▶ DESCRIPTION OF THE TASK
Filter the records below down to lines containing "sites".

▶ DATA ROWS
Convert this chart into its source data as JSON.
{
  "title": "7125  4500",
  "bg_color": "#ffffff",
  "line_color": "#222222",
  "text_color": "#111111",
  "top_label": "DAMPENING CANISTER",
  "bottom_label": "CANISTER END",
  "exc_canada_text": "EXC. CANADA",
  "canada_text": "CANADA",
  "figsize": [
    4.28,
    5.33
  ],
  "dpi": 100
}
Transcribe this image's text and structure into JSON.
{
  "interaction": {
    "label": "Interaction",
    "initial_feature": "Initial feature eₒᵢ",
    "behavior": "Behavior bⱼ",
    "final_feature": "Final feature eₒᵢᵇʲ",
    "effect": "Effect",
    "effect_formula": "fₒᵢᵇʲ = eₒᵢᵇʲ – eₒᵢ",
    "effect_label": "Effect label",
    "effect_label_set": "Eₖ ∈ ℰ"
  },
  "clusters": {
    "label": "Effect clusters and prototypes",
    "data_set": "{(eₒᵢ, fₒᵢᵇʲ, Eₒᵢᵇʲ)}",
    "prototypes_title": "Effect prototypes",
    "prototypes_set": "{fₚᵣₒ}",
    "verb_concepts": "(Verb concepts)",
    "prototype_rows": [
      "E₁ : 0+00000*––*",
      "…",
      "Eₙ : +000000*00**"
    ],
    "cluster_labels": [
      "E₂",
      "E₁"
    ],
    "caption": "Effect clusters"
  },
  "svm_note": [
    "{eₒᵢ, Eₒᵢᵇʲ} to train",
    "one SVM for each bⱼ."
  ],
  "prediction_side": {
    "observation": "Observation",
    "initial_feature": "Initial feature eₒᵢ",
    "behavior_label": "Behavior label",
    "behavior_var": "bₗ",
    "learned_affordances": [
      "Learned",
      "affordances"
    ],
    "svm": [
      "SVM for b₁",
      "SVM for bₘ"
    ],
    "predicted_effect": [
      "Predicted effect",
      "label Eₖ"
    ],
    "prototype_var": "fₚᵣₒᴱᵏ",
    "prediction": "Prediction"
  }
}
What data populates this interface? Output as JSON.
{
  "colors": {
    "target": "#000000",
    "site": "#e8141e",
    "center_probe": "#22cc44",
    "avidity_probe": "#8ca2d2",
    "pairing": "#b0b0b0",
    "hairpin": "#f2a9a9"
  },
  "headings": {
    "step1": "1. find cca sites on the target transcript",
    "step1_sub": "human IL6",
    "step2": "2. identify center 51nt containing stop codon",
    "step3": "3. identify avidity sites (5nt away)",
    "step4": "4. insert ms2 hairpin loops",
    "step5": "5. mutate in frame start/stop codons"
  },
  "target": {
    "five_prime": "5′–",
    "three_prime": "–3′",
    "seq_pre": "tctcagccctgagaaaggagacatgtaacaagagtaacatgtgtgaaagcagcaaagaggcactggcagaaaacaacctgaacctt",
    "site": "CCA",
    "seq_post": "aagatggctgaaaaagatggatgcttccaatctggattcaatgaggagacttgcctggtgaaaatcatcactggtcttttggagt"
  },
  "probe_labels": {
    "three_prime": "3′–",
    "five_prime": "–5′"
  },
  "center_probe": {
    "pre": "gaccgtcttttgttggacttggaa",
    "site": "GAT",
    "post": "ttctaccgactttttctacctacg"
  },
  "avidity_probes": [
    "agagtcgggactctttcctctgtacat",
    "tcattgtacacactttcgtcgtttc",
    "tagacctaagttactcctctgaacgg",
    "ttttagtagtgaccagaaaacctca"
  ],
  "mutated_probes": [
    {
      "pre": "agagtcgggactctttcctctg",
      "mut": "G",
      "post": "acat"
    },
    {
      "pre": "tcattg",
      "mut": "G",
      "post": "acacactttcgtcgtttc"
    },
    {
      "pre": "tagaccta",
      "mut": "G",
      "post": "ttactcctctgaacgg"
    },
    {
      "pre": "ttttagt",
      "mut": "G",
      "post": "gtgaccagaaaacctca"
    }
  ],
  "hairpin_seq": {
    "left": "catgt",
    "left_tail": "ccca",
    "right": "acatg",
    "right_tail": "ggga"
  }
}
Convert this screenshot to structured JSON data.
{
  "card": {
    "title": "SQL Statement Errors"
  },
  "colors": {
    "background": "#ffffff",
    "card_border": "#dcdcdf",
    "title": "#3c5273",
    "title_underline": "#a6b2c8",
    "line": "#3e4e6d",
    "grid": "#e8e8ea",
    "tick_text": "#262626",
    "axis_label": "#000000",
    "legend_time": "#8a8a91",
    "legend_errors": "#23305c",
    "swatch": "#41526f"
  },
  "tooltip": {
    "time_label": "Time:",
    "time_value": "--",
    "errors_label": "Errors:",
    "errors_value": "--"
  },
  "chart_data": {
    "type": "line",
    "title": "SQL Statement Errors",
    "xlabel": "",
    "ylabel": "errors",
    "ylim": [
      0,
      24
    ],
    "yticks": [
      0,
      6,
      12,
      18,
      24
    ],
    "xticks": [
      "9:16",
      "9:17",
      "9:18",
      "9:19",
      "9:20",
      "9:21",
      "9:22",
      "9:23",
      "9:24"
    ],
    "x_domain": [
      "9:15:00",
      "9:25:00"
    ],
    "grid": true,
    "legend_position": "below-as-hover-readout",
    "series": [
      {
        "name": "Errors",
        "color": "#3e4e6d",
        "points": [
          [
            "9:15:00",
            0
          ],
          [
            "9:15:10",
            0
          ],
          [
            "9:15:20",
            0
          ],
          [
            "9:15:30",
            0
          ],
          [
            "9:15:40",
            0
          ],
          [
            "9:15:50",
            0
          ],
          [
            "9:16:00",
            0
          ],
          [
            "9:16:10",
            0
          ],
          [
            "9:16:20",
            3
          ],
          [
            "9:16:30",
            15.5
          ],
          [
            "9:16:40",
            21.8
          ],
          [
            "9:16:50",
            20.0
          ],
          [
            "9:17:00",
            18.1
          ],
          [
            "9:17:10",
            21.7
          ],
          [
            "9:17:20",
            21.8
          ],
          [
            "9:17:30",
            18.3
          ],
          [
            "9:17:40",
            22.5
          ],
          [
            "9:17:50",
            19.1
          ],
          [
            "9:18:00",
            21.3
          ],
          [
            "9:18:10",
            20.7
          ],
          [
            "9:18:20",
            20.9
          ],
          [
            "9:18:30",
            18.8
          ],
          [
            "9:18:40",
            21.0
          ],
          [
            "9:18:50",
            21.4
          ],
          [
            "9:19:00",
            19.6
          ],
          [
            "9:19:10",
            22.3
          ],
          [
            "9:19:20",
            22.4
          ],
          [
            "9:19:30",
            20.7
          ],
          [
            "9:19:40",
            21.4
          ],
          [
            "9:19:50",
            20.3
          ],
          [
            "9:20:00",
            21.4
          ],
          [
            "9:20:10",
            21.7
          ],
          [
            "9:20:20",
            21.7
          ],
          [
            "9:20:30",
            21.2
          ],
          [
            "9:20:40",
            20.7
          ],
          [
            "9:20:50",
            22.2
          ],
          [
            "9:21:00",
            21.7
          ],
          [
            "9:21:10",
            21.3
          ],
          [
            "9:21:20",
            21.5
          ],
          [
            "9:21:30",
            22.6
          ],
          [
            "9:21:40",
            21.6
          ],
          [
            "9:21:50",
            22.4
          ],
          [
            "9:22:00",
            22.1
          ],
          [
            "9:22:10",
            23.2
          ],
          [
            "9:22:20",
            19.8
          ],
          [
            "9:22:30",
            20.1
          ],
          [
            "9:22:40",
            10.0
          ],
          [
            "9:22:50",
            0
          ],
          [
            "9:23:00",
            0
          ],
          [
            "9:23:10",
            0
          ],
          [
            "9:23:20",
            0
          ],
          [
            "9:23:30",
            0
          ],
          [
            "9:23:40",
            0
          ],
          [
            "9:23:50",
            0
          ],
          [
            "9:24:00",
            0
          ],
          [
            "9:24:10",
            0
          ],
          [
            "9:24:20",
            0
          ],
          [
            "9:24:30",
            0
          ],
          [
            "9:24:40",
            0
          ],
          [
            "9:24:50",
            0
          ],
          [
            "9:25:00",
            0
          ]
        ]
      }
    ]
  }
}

▶ REPLY
    "step1": "1. find cca sites on the target transcript",
    "step3": "3. identify avidity sites (5nt away)",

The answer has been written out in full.